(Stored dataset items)
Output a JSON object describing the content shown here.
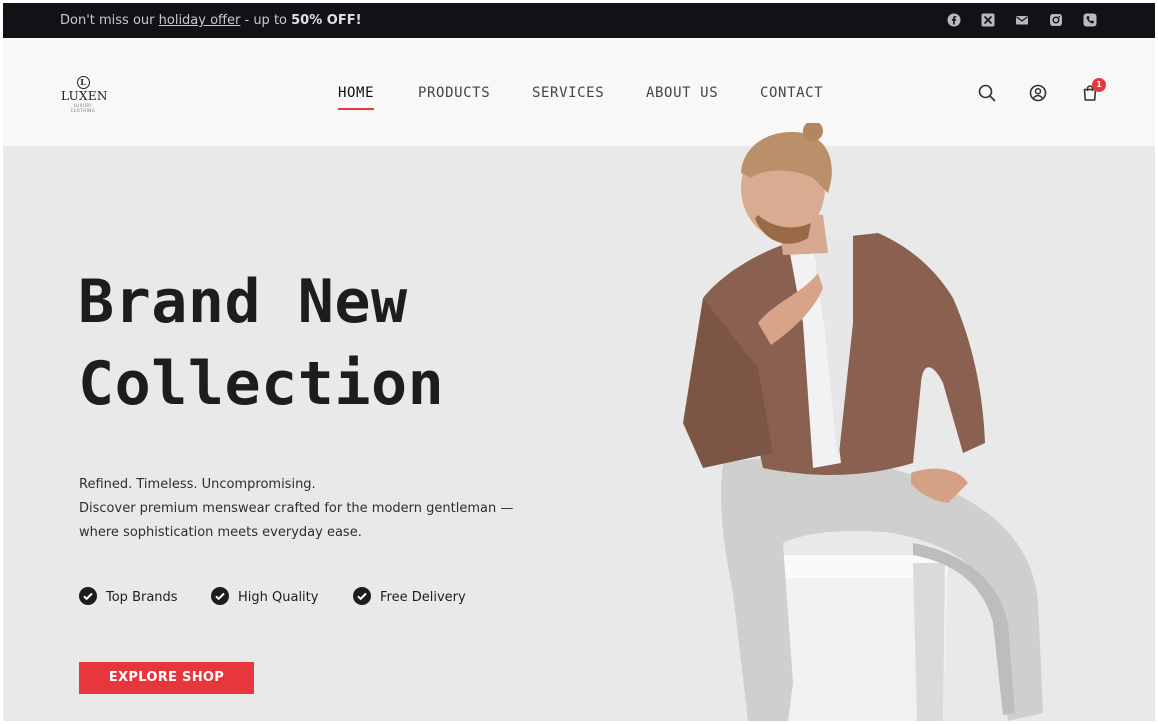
{
  "announcement": {
    "prefix": "Don't miss our ",
    "link_text": "holiday offer",
    "middle": " - up to ",
    "highlight": "50% OFF!"
  },
  "social_icons": [
    "facebook-icon",
    "x-icon",
    "mail-icon",
    "instagram-icon",
    "phone-icon"
  ],
  "brand": {
    "mark": "L",
    "name": "LUXEN",
    "tagline": "LUXURY CLOTHING"
  },
  "nav": {
    "items": [
      {
        "label": "HOME",
        "active": true
      },
      {
        "label": "PRODUCTS",
        "active": false
      },
      {
        "label": "SERVICES",
        "active": false
      },
      {
        "label": "ABOUT US",
        "active": false
      },
      {
        "label": "CONTACT",
        "active": false
      }
    ]
  },
  "header_icons": {
    "search": "search-icon",
    "account": "user-icon",
    "cart": "cart-icon",
    "cart_count": "1"
  },
  "hero": {
    "title_line1": "Brand New",
    "title_line2": "Collection",
    "desc_line1": "Refined. Timeless. Uncompromising.",
    "desc_line2": "Discover premium menswear crafted for the modern gentleman —",
    "desc_line3": "where sophistication meets everyday ease.",
    "features": [
      "Top Brands",
      "High Quality",
      "Free Delivery"
    ],
    "cta_label": "EXPLORE SHOP"
  },
  "colors": {
    "accent": "#e8363d",
    "topbar": "#131116",
    "header": "#f8f8f9",
    "hero_bg": "#e9e9e9",
    "text": "#1d1d1d"
  }
}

- [To do] Write out the material above once more, exactly as it reads, with no pictures.

- [The completed task]
Output a JSON object describing the content shown here.
{
  "announcement": {
    "prefix": "Don't miss our ",
    "link_text": "holiday offer",
    "middle": " - up to ",
    "highlight": "50% OFF!"
  },
  "social_icons": [
    "facebook-icon",
    "x-icon",
    "mail-icon",
    "instagram-icon",
    "phone-icon"
  ],
  "brand": {
    "mark": "L",
    "name": "LUXEN",
    "tagline": "LUXURY CLOTHING"
  },
  "nav": {
    "items": [
      {
        "label": "HOME",
        "active": true
      },
      {
        "label": "PRODUCTS",
        "active": false
      },
      {
        "label": "SERVICES",
        "active": false
      },
      {
        "label": "ABOUT US",
        "active": false
      },
      {
        "label": "CONTACT",
        "active": false
      }
    ]
  },
  "header_icons": {
    "search": "search-icon",
    "account": "user-icon",
    "cart": "cart-icon",
    "cart_count": "1"
  },
  "hero": {
    "title_line1": "Brand New",
    "title_line2": "Collection",
    "desc_line1": "Refined. Timeless. Uncompromising.",
    "desc_line2": "Discover premium menswear crafted for the modern gentleman —",
    "desc_line3": "where sophistication meets everyday ease.",
    "features": [
      "Top Brands",
      "High Quality",
      "Free Delivery"
    ],
    "cta_label": "EXPLORE SHOP"
  },
  "colors": {
    "accent": "#e8363d",
    "topbar": "#131116",
    "header": "#f8f8f9",
    "hero_bg": "#e9e9e9",
    "text": "#1d1d1d"
  }
}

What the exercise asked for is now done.